• EXCERTO DO DOCUMENTO
************

Exposição Individual na Biblioteca de São Lázaro em Lisboa 
De  2 a 22 de Dezembro  2017
Inês Correia 

Um pentágono, um círculo, oito livros

Um pentágono, um círculo, oito livros é o título, que nos fornece as coordenadas para um acesso bibliográfico inusitado. É a formulação de um trilho sugerido com generosidade. A generosidade de quem procura, com a criação de novos livros e, sobretudo, de novas leituras, ampliar a experiência da Biblioteca e do seu testemunho universal.
Carla Rebelo, dando continuidade ao seu método interpretativo do espaço, que se propõe habitar enquanto artista plástica, destinou à Sala de Leitura da Biblioteca de São Lázaro, um conjunto de Livros de Artista, inscritos na categoria de ‘exemplar único’. A designação transmite, no contexto expositivo de uma Biblioteca pública, um valor fortemente identitário, representativo e simbólico. Por um lado, alinha as peças no eixo instituído da semelhança, por outro, traça o desvio que justifica a busca incessante pelo conhecimento.
Com morfologia poligonal e com a estantaria integrada na proporcionalidade da arquitectura do edifício neoclássico, a Sala de Leitura da Biblioteca de São Lázaro é um espaço que reduz a distância do passado. Ao preservar o conceito e os materiais originais, descreve um lugar de rememoração e manutenção do saber, que importa transmitir no tempo. De alguns livros, derivaram outros. A esses, somaram-se tantos mais, ocupando e avançando na estantaria como trepadeira insaciável. E assim, aos cerca de 20.000 títulos disponíveis na actual biblioteca se adita agora, esta temporária entropia
A intenção de pertencer ao espaço, a partir da experiência visual do objecto que é livro, revela a dicotomia entre uma prática contemplativa, que a sala de leitura favoreceu e a prática discursiva, que o livro-objecto vem possibilitando no percurso criativo da artista. Algures, entre uma e outra, Carla Rebelo cria pontes de ligação, permitindo ao leitor que acede à biblioteca e à sala, perscrutar a imaterialidade do Livro e da Leitura. Nesses pontos - pontos de encontro - quatro pares de Livros são dispostos rigorosamente: na geometria da sala, na proporção dos pisos, no ponto gravítico da mesa circular, da estante, da prateleira. São agrupados e alocados por ordem de letras - não fosse a biblioteca uma forma ancestral de ordenar o fluxo caótico do mundo, de lutar contra a dispersão, de distinguir o que deve ser lembrado.
Um primeiro par, identificado pelas letras A e M, alude ao espectro que nasce na intimidade do espelho e cuja percepção será sempre própria do olhar de quem contempla as suas páginas.

************

• REGISTOS FORNECIDOS
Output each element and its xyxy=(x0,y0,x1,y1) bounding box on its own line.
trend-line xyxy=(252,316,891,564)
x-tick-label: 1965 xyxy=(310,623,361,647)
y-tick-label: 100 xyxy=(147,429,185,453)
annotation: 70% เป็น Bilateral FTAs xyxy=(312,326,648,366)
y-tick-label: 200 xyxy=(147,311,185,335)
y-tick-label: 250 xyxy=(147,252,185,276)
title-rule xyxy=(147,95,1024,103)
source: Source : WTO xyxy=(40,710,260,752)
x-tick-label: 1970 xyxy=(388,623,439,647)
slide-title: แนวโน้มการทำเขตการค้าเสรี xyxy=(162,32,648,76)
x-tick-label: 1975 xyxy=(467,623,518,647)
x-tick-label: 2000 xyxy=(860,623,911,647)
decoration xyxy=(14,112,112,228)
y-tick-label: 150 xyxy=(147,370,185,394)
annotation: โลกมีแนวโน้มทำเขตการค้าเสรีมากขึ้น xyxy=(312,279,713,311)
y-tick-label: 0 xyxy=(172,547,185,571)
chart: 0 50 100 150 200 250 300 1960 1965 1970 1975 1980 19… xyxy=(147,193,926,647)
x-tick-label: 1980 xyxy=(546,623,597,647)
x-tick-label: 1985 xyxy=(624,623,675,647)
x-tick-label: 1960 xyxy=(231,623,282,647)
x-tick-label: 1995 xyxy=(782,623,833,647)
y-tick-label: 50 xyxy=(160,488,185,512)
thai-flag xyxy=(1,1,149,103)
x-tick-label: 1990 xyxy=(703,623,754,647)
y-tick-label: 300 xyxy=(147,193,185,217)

************

• OBJETIVO
Transcreva, por favor, o trecho do texto sobre a exposição na Biblioteca de São Lázaro que vai de "Um pentágono, um círculo, oito livros é" a "incessante pelo conhecimento.".

• RESPOSTA
Um pentágono, um círculo, oito livros é o título, que nos fornece as coordenadas para um acesso bibliográfico inusitado. É a formulação de um trilho sugerido com generosidade. A generosidade de quem procura, com a criação de novos livros e, sobretudo, de novas leituras, ampliar a experiência da Biblioteca e do seu testemunho universal.
Carla Rebelo, dando continuidade ao seu método interpretativo do espaço, que se propõe habitar enquanto artista plástica, destinou à Sala de Leitura da Biblioteca de São Lázaro, um conjunto de Livros de Artista, inscritos na categoria de ‘exemplar único’. A designação transmite, no contexto expositivo de uma Biblioteca pública, um valor fortemente identitário, representativo e simbólico. Por um lado, alinha as peças no eixo instituído da semelhança, por outro, traça o desvio que justifica a busca incessante pelo conhecimento.